*Exercise prompt*. Copy out, exactly as given, every line from the line with "Output the text content of this document." to the end of the listing, both of those lines included.

*Information shown*.

════════

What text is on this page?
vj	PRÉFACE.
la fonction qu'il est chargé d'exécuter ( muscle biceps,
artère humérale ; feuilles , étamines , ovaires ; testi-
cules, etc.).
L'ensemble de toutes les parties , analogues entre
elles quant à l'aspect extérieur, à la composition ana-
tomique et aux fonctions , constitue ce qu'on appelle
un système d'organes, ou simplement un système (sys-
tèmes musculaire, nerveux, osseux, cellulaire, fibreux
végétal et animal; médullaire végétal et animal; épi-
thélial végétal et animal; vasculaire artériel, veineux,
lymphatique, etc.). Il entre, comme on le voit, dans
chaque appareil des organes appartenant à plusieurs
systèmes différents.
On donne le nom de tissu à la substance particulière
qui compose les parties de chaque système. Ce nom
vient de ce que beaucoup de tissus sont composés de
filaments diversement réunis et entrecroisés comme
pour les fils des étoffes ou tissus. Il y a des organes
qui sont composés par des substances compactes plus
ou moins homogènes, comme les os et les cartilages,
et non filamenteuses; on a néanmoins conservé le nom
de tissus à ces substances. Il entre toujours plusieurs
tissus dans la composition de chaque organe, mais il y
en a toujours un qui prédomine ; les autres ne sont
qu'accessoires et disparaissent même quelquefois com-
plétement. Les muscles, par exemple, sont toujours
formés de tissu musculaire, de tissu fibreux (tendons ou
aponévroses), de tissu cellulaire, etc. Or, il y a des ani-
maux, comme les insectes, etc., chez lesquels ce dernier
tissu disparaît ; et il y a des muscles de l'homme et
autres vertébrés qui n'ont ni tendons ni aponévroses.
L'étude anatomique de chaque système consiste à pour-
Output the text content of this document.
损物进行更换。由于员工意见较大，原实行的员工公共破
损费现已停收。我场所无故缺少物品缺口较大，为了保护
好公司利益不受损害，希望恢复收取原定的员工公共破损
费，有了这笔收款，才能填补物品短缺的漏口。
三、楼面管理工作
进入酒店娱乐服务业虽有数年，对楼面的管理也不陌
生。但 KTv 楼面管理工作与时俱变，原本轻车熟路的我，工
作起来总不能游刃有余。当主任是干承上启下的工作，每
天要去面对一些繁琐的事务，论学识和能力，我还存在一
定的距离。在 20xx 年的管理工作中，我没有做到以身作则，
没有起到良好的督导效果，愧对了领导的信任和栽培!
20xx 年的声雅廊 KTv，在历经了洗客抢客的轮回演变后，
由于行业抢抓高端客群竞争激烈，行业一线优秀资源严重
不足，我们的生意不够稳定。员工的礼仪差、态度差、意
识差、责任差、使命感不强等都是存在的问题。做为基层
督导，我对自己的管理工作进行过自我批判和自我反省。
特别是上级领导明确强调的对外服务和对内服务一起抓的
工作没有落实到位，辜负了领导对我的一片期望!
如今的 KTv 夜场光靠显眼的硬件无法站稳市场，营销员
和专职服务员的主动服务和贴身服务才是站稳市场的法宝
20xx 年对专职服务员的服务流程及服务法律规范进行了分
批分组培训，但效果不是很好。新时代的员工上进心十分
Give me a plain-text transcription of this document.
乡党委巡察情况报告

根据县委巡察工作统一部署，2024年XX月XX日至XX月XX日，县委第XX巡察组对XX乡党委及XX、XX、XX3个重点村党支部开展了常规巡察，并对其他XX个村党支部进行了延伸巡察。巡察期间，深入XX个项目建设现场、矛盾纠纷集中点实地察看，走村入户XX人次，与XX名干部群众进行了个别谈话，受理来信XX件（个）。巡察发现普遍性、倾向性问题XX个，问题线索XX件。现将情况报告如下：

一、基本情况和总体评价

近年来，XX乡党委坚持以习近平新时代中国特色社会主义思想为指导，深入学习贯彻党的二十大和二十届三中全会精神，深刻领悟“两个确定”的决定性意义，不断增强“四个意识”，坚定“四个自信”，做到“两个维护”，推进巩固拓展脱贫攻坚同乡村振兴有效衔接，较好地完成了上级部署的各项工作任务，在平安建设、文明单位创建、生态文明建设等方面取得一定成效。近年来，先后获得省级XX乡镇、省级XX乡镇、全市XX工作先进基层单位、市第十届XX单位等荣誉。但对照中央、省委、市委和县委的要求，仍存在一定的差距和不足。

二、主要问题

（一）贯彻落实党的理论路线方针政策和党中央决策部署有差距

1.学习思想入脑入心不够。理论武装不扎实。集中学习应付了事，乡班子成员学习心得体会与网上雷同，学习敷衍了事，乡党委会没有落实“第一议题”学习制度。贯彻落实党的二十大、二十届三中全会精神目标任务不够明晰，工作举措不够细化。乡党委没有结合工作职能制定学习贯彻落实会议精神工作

════════

*Reply to the exercise*.
Output the text content of this document.
损物进行更换。由于员工意见较大，原实行的员工公共破
损费现已停收。我场所无故缺少物品缺口较大，为了保护
好公司利益不受损害，希望恢复收取原定的员工公共破损
费，有了这笔收款，才能填补物品短缺的漏口。
三、楼面管理工作
进入酒店娱乐服务业虽有数年，对楼面的管理也不陌
生。但 KTv 楼面管理工作与时俱变，原本轻车熟路的我，工
作起来总不能游刃有余。当主任是干承上启下的工作，每
天要去面对一些繁琐的事务，论学识和能力，我还存在一
定的距离。在 20xx 年的管理工作中，我没有做到以身作则，
没有起到良好的督导效果，愧对了领导的信任和栽培!
20xx 年的声雅廊 KTv，在历经了洗客抢客的轮回演变后，
由于行业抢抓高端客群竞争激烈，行业一线优秀资源严重
不足，我们的生意不够稳定。员工的礼仪差、态度差、意
识差、责任差、使命感不强等都是存在的问题。做为基层
督导，我对自己的管理工作进行过自我批判和自我反省。
特别是上级领导明确强调的对外服务和对内服务一起抓的
工作没有落实到位，辜负了领导对我的一片期望!
如今的 KTv 夜场光靠显眼的硬件无法站稳市场，营销员
和专职服务员的主动服务和贴身服务才是站稳市场的法宝
20xx 年对专职服务员的服务流程及服务法律规范进行了分
批分组培训，但效果不是很好。新时代的员工上进心十分
Give me a plain-text transcription of this document.
乡党委巡察情况报告

根据县委巡察工作统一部署，2024年XX月XX日至XX月XX日，县委第XX巡察组对XX乡党委及XX、XX、XX3个重点村党支部开展了常规巡察，并对其他XX个村党支部进行了延伸巡察。巡察期间，深入XX个项目建设现场、矛盾纠纷集中点实地察看，走村入户XX人次，与XX名干部群众进行了个别谈话，受理来信XX件（个）。巡察发现普遍性、倾向性问题XX个，问题线索XX件。现将情况报告如下：

一、基本情况和总体评价

近年来，XX乡党委坚持以习近平新时代中国特色社会主义思想为指导，深入学习贯彻党的二十大和二十届三中全会精神，深刻领悟“两个确定”的决定性意义，不断增强“四个意识”，坚定“四个自信”，做到“两个维护”，推进巩固拓展脱贫攻坚同乡村振兴有效衔接，较好地完成了上级部署的各项工作任务，在平安建设、文明单位创建、生态文明建设等方面取得一定成效。近年来，先后获得省级XX乡镇、省级XX乡镇、全市XX工作先进基层单位、市第十届XX单位等荣誉。但对照中央、省委、市委和县委的要求，仍存在一定的差距和不足。

二、主要问题

（一）贯彻落实党的理论路线方针政策和党中央决策部署有差距

1.学习思想入脑入心不够。理论武装不扎实。集中学习应付了事，乡班子成员学习心得体会与网上雷同，学习敷衍了事，乡党委会没有落实“第一议题”学习制度。贯彻落实党的二十大、二十届三中全会精神目标任务不够明晰，工作举措不够细化。乡党委没有结合工作职能制定学习贯彻落实会议精神工作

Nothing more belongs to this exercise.